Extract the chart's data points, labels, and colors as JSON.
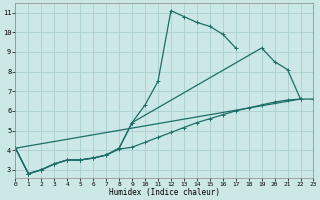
{
  "xlabel": "Humidex (Indice chaleur)",
  "bg_color": "#cce8e6",
  "grid_color": "#aacfcc",
  "line_color": "#1a6e66",
  "xlim": [
    0,
    23
  ],
  "ylim": [
    2.6,
    11.5
  ],
  "xticks": [
    0,
    1,
    2,
    3,
    4,
    5,
    6,
    7,
    8,
    9,
    10,
    11,
    12,
    13,
    14,
    15,
    16,
    17,
    18,
    19,
    20,
    21,
    22,
    23
  ],
  "yticks": [
    3,
    4,
    5,
    6,
    7,
    8,
    9,
    10,
    11
  ],
  "curve1_x": [
    0,
    1,
    2,
    3,
    4,
    5,
    6,
    7,
    8,
    9,
    10,
    11,
    12,
    13,
    14,
    15,
    16,
    17
  ],
  "curve1_y": [
    4.1,
    2.8,
    3.0,
    3.3,
    3.5,
    3.5,
    3.6,
    3.75,
    4.1,
    5.4,
    6.3,
    7.5,
    11.1,
    10.8,
    10.5,
    10.3,
    9.9,
    9.2
  ],
  "curve2_seg1_x": [
    0,
    1,
    2,
    3,
    4,
    5,
    6,
    7,
    8,
    9
  ],
  "curve2_seg1_y": [
    4.1,
    2.8,
    3.0,
    3.3,
    3.5,
    3.5,
    3.6,
    3.75,
    4.1,
    5.4
  ],
  "curve2_seg2_x": [
    9,
    19,
    20,
    21,
    22
  ],
  "curve2_seg2_y": [
    5.4,
    9.2,
    8.5,
    8.1,
    6.6
  ],
  "curve3_x": [
    0,
    22
  ],
  "curve3_y": [
    4.1,
    6.6
  ],
  "curve4_x": [
    0,
    1,
    2,
    3,
    4,
    5,
    6,
    7,
    8,
    9,
    10,
    11,
    12,
    13,
    14,
    15,
    16,
    17,
    18,
    19,
    20,
    21,
    22,
    23
  ],
  "curve4_y": [
    4.1,
    2.8,
    3.0,
    3.3,
    3.5,
    3.5,
    3.6,
    3.75,
    4.05,
    4.15,
    4.4,
    4.65,
    4.9,
    5.15,
    5.4,
    5.6,
    5.8,
    6.0,
    6.15,
    6.3,
    6.45,
    6.55,
    6.6,
    6.6
  ]
}
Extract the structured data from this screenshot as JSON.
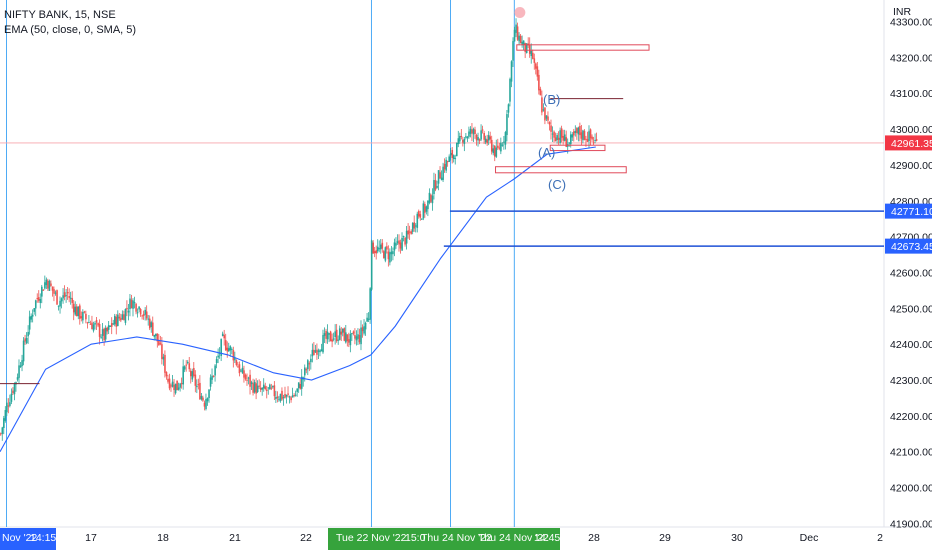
{
  "legend": {
    "symbol_line": "NIFTY BANK, 15, NSE",
    "indicator_line": "EMA (50, close, 0, SMA, 5)"
  },
  "currency": "INR",
  "colors": {
    "up": "#26a69a",
    "down": "#ef5350",
    "ema": "#2962ff",
    "vline": "#2196f3",
    "support": "#1e50d6",
    "box": "#e04a5a",
    "price_tag": "#f23645",
    "level_tag": "#2962ff",
    "time_tag": "#36a33c",
    "wave_label": "#3d6fb6"
  },
  "annotations": {
    "wave_labels": [
      "(B)",
      "(A)",
      "(C)"
    ]
  },
  "chart_data": {
    "type": "candlestick",
    "title": "NIFTY BANK, 15, NSE",
    "indicator": "EMA (50, close, 0, SMA, 5)",
    "y_ticks": [
      "43300.00",
      "43200.00",
      "43100.00",
      "43000.00",
      "42900.00",
      "42800.00",
      "42700.00",
      "42600.00",
      "42500.00",
      "42400.00",
      "42300.00",
      "42200.00",
      "42100.00",
      "42000.00",
      "41900.00"
    ],
    "ylim": [
      41890,
      43360
    ],
    "x_labels": [
      "17",
      "18",
      "21",
      "22",
      "28",
      "29",
      "30",
      "Dec",
      "2"
    ],
    "time_tags": [
      "Tue 22 Nov '22",
      "15:0",
      "Thu 24 Nov '22",
      "Thu 24 Nov '22",
      "14:45"
    ],
    "left_time_tag": [
      "Nov '22",
      "14:15"
    ],
    "price_tags": [
      {
        "label": "42961.35",
        "value": 42961.35,
        "kind": "current"
      },
      {
        "label": "42771.10",
        "value": 42771.1,
        "kind": "level"
      },
      {
        "label": "42673.45",
        "value": 42673.45,
        "kind": "level"
      }
    ],
    "candle_anchors_close": [
      [
        0,
        42150
      ],
      [
        4,
        42230
      ],
      [
        10,
        42300
      ],
      [
        16,
        42410
      ],
      [
        22,
        42510
      ],
      [
        30,
        42580
      ],
      [
        38,
        42520
      ],
      [
        44,
        42540
      ],
      [
        50,
        42490
      ],
      [
        56,
        42470
      ],
      [
        62,
        42450
      ],
      [
        68,
        42420
      ],
      [
        74,
        42460
      ],
      [
        80,
        42480
      ],
      [
        86,
        42520
      ],
      [
        92,
        42500
      ],
      [
        98,
        42460
      ],
      [
        104,
        42400
      ],
      [
        110,
        42300
      ],
      [
        116,
        42280
      ],
      [
        122,
        42340
      ],
      [
        128,
        42290
      ],
      [
        134,
        42240
      ],
      [
        140,
        42320
      ],
      [
        146,
        42410
      ],
      [
        152,
        42380
      ],
      [
        158,
        42320
      ],
      [
        164,
        42290
      ],
      [
        170,
        42270
      ],
      [
        176,
        42270
      ],
      [
        182,
        42260
      ],
      [
        188,
        42250
      ],
      [
        194,
        42260
      ],
      [
        200,
        42320
      ],
      [
        206,
        42380
      ],
      [
        212,
        42410
      ],
      [
        218,
        42420
      ],
      [
        224,
        42430
      ],
      [
        230,
        42410
      ],
      [
        236,
        42420
      ],
      [
        242,
        42480
      ],
      [
        244,
        42670
      ],
      [
        250,
        42660
      ],
      [
        256,
        42650
      ],
      [
        262,
        42680
      ],
      [
        268,
        42700
      ],
      [
        274,
        42760
      ],
      [
        280,
        42780
      ],
      [
        286,
        42850
      ],
      [
        292,
        42900
      ],
      [
        298,
        42930
      ],
      [
        304,
        42980
      ],
      [
        310,
        42990
      ],
      [
        316,
        42980
      ],
      [
        322,
        42960
      ],
      [
        326,
        42930
      ],
      [
        332,
        42990
      ],
      [
        338,
        43280
      ],
      [
        344,
        43230
      ],
      [
        350,
        43200
      ],
      [
        356,
        43060
      ],
      [
        362,
        42990
      ],
      [
        368,
        42980
      ],
      [
        374,
        42960
      ],
      [
        380,
        42990
      ],
      [
        386,
        42980
      ],
      [
        392,
        42961.35
      ]
    ],
    "ema_points": [
      [
        0,
        42100
      ],
      [
        30,
        42330
      ],
      [
        60,
        42400
      ],
      [
        90,
        42420
      ],
      [
        120,
        42400
      ],
      [
        150,
        42370
      ],
      [
        180,
        42320
      ],
      [
        205,
        42300
      ],
      [
        230,
        42340
      ],
      [
        244,
        42370
      ],
      [
        260,
        42450
      ],
      [
        290,
        42640
      ],
      [
        320,
        42810
      ],
      [
        338,
        42860
      ],
      [
        360,
        42930
      ],
      [
        392,
        42950
      ]
    ],
    "vertical_lines_x": [
      4,
      244,
      296,
      338
    ],
    "horizontal_levels": [
      {
        "value": 42771.1,
        "from_x": 296
      },
      {
        "value": 42673.45,
        "from_x": 292
      }
    ],
    "short_lines": [
      {
        "value": 42290,
        "x0": 0,
        "x1": 26
      },
      {
        "value": 43085,
        "x0": 362,
        "x1": 410
      }
    ],
    "boxes": [
      {
        "x0": 340,
        "x1": 427,
        "y0": 43220,
        "y1": 43235
      },
      {
        "x0": 362,
        "x1": 398,
        "y0": 42940,
        "y1": 42955
      },
      {
        "x0": 326,
        "x1": 412,
        "y0": 42878,
        "y1": 42895
      }
    ],
    "peak_marker": {
      "x": 342,
      "value": 43325
    }
  }
}
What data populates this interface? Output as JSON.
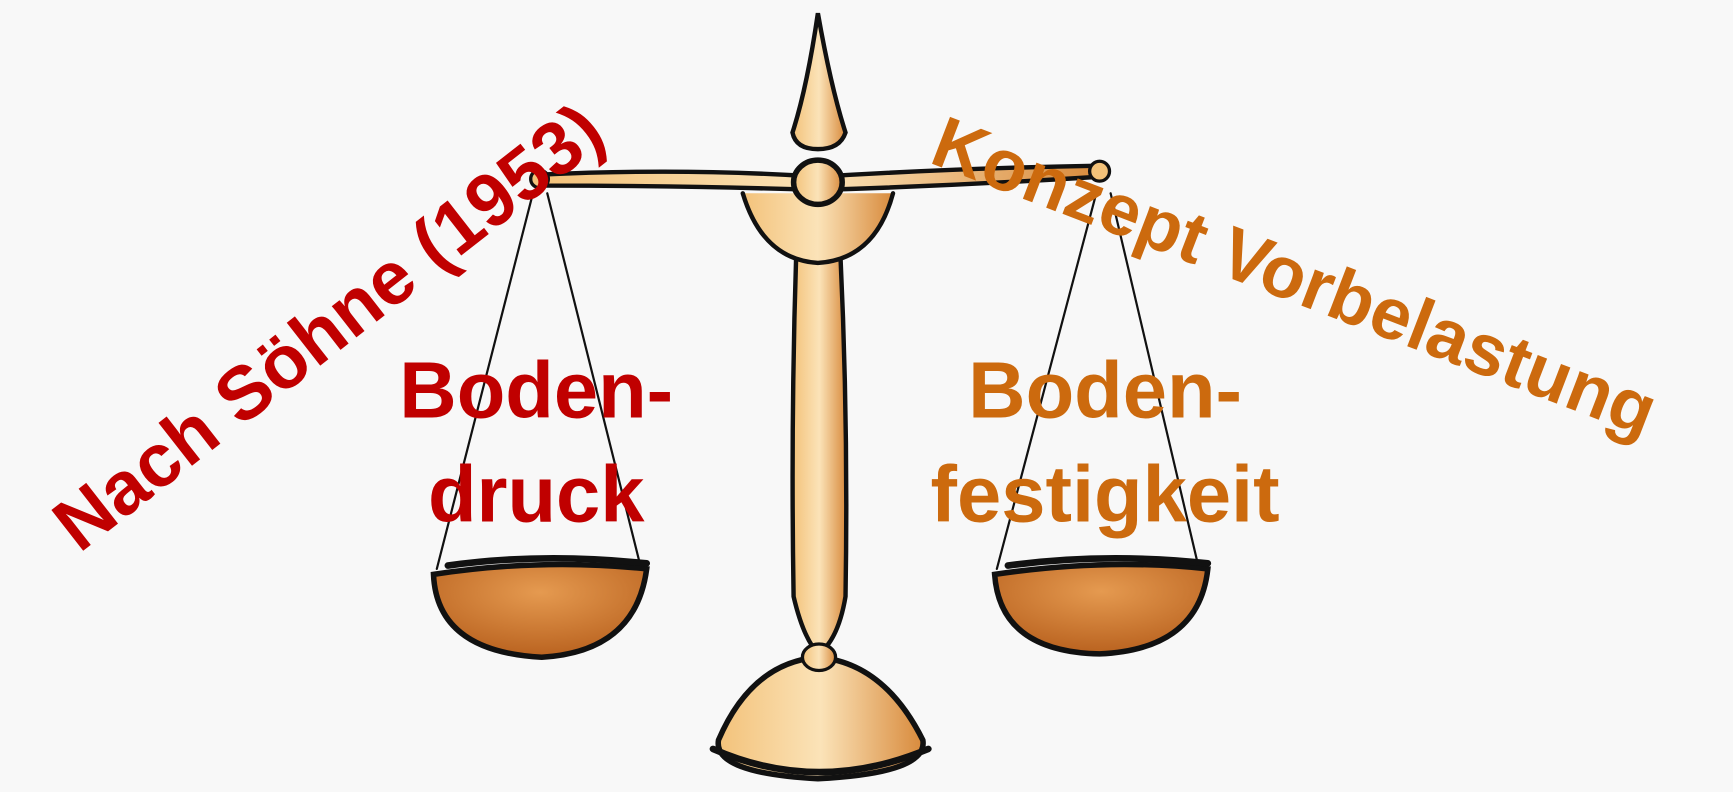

::::::::

■ What to produce ■
The records above are to be quoted exactly, with all pictures left out.

■ Written response ■
Extract the chart's data points, labels, and colors as JSON.
{
  "xlabel": "Humidex (Indice chaleur)",
  "bg_color": "#cce8e6",
  "grid_color": "#aacfcc",
  "line_color": "#1a6e66",
  "xlim": [
    0,
    23
  ],
  "ylim": [
    2.6,
    11.5
  ],
  "xticks": [
    0,
    1,
    2,
    3,
    4,
    5,
    6,
    7,
    8,
    9,
    10,
    11,
    12,
    13,
    14,
    15,
    16,
    17,
    18,
    19,
    20,
    21,
    22,
    23
  ],
  "yticks": [
    3,
    4,
    5,
    6,
    7,
    8,
    9,
    10,
    11
  ],
  "curve1_x": [
    0,
    1,
    2,
    3,
    4,
    5,
    6,
    7,
    8,
    9,
    10,
    11,
    12,
    13,
    14,
    15,
    16,
    17
  ],
  "curve1_y": [
    4.1,
    2.8,
    3.0,
    3.3,
    3.5,
    3.5,
    3.6,
    3.75,
    4.1,
    5.4,
    6.3,
    7.5,
    11.1,
    10.8,
    10.5,
    10.3,
    9.9,
    9.2
  ],
  "curve2_seg1_x": [
    0,
    1,
    2,
    3,
    4,
    5,
    6,
    7,
    8,
    9
  ],
  "curve2_seg1_y": [
    4.1,
    2.8,
    3.0,
    3.3,
    3.5,
    3.5,
    3.6,
    3.75,
    4.1,
    5.4
  ],
  "curve2_seg2_x": [
    9,
    19,
    20,
    21,
    22
  ],
  "curve2_seg2_y": [
    5.4,
    9.2,
    8.5,
    8.1,
    6.6
  ],
  "curve3_x": [
    0,
    22
  ],
  "curve3_y": [
    4.1,
    6.6
  ],
  "curve4_x": [
    0,
    1,
    2,
    3,
    4,
    5,
    6,
    7,
    8,
    9,
    10,
    11,
    12,
    13,
    14,
    15,
    16,
    17,
    18,
    19,
    20,
    21,
    22,
    23
  ],
  "curve4_y": [
    4.1,
    2.8,
    3.0,
    3.3,
    3.5,
    3.5,
    3.6,
    3.75,
    4.05,
    4.15,
    4.4,
    4.65,
    4.9,
    5.15,
    5.4,
    5.6,
    5.8,
    6.0,
    6.15,
    6.3,
    6.45,
    6.55,
    6.6,
    6.6
  ]
}
Extract the structured data from this screenshot as JSON.
{
  "legend": {
    "symbol_line": "NIFTY BANK, 15, NSE",
    "indicator_line": "EMA (50, close, 0, SMA, 5)"
  },
  "currency": "INR",
  "colors": {
    "up": "#26a69a",
    "down": "#ef5350",
    "ema": "#2962ff",
    "vline": "#2196f3",
    "support": "#1e50d6",
    "box": "#e04a5a",
    "price_tag": "#f23645",
    "level_tag": "#2962ff",
    "time_tag": "#36a33c",
    "wave_label": "#3d6fb6"
  },
  "annotations": {
    "wave_labels": [
      "(B)",
      "(A)",
      "(C)"
    ]
  },
  "chart_data": {
    "type": "candlestick",
    "title": "NIFTY BANK, 15, NSE",
    "indicator": "EMA (50, close, 0, SMA, 5)",
    "y_ticks": [
      "43300.00",
      "43200.00",
      "43100.00",
      "43000.00",
      "42900.00",
      "42800.00",
      "42700.00",
      "42600.00",
      "42500.00",
      "42400.00",
      "42300.00",
      "42200.00",
      "42100.00",
      "42000.00",
      "41900.00"
    ],
    "ylim": [
      41890,
      43360
    ],
    "x_labels": [
      "17",
      "18",
      "21",
      "22",
      "28",
      "29",
      "30",
      "Dec",
      "2"
    ],
    "time_tags": [
      "Tue 22 Nov '22",
      "15:0",
      "Thu 24 Nov '22",
      "Thu 24 Nov '22",
      "14:45"
    ],
    "left_time_tag": [
      "Nov '22",
      "14:15"
    ],
    "price_tags": [
      {
        "label": "42961.35",
        "value": 42961.35,
        "kind": "current"
      },
      {
        "label": "42771.10",
        "value": 42771.1,
        "kind": "level"
      },
      {
        "label": "42673.45",
        "value": 42673.45,
        "kind": "level"
      }
    ],
    "candle_anchors_close": [
      [
        0,
        42150
      ],
      [
        4,
        42230
      ],
      [
        10,
        42300
      ],
      [
        16,
        42410
      ],
      [
        22,
        42510
      ],
      [
        30,
        42580
      ],
      [
        38,
        42520
      ],
      [
        44,
        42540
      ],
      [
        50,
        42490
      ],
      [
        56,
        42470
      ],
      [
        62,
        42450
      ],
      [
        68,
        42420
      ],
      [
        74,
        42460
      ],
      [
        80,
        42480
      ],
      [
        86,
        42520
      ],
      [
        92,
        42500
      ],
      [
        98,
        42460
      ],
      [
        104,
        42400
      ],
      [
        110,
        42300
      ],
      [
        116,
        42280
      ],
      [
        122,
        42340
      ],
      [
        128,
        42290
      ],
      [
        134,
        42240
      ],
      [
        140,
        42320
      ],
      [
        146,
        42410
      ],
      [
        152,
        42380
      ],
      [
        158,
        42320
      ],
      [
        164,
        42290
      ],
      [
        170,
        42270
      ],
      [
        176,
        42270
      ],
      [
        182,
        42260
      ],
      [
        188,
        42250
      ],
      [
        194,
        42260
      ],
      [
        200,
        42320
      ],
      [
        206,
        42380
      ],
      [
        212,
        42410
      ],
      [
        218,
        42420
      ],
      [
        224,
        42430
      ],
      [
        230,
        42410
      ],
      [
        236,
        42420
      ],
      [
        242,
        42480
      ],
      [
        244,
        42670
      ],
      [
        250,
        42660
      ],
      [
        256,
        42650
      ],
      [
        262,
        42680
      ],
      [
        268,
        42700
      ],
      [
        274,
        42760
      ],
      [
        280,
        42780
      ],
      [
        286,
        42850
      ],
      [
        292,
        42900
      ],
      [
        298,
        42930
      ],
      [
        304,
        42980
      ],
      [
        310,
        42990
      ],
      [
        316,
        42980
      ],
      [
        322,
        42960
      ],
      [
        326,
        42930
      ],
      [
        332,
        42990
      ],
      [
        338,
        43280
      ],
      [
        344,
        43230
      ],
      [
        350,
        43200
      ],
      [
        356,
        43060
      ],
      [
        362,
        42990
      ],
      [
        368,
        42980
      ],
      [
        374,
        42960
      ],
      [
        380,
        42990
      ],
      [
        386,
        42980
      ],
      [
        392,
        42961.35
      ]
    ],
    "ema_points": [
      [
        0,
        42100
      ],
      [
        30,
        42330
      ],
      [
        60,
        42400
      ],
      [
        90,
        42420
      ],
      [
        120,
        42400
      ],
      [
        150,
        42370
      ],
      [
        180,
        42320
      ],
      [
        205,
        42300
      ],
      [
        230,
        42340
      ],
      [
        244,
        42370
      ],
      [
        260,
        42450
      ],
      [
        290,
        42640
      ],
      [
        320,
        42810
      ],
      [
        338,
        42860
      ],
      [
        360,
        42930
      ],
      [
        392,
        42950
      ]
    ],
    "vertical_lines_x": [
      4,
      244,
      296,
      338
    ],
    "horizontal_levels": [
      {
        "value": 42771.1,
        "from_x": 296
      },
      {
        "value": 42673.45,
        "from_x": 292
      }
    ],
    "short_lines": [
      {
        "value": 42290,
        "x0": 0,
        "x1": 26
      },
      {
        "value": 43085,
        "x0": 362,
        "x1": 410
      }
    ],
    "boxes": [
      {
        "x0": 340,
        "x1": 427,
        "y0": 43220,
        "y1": 43235
      },
      {
        "x0": 362,
        "x1": 398,
        "y0": 42940,
        "y1": 42955
      },
      {
        "x0": 326,
        "x1": 412,
        "y0": 42878,
        "y1": 42895
      }
    ],
    "peak_marker": {
      "x": 342,
      "value": 43325
    }
  }
}
What data populates this interface? Output as JSON.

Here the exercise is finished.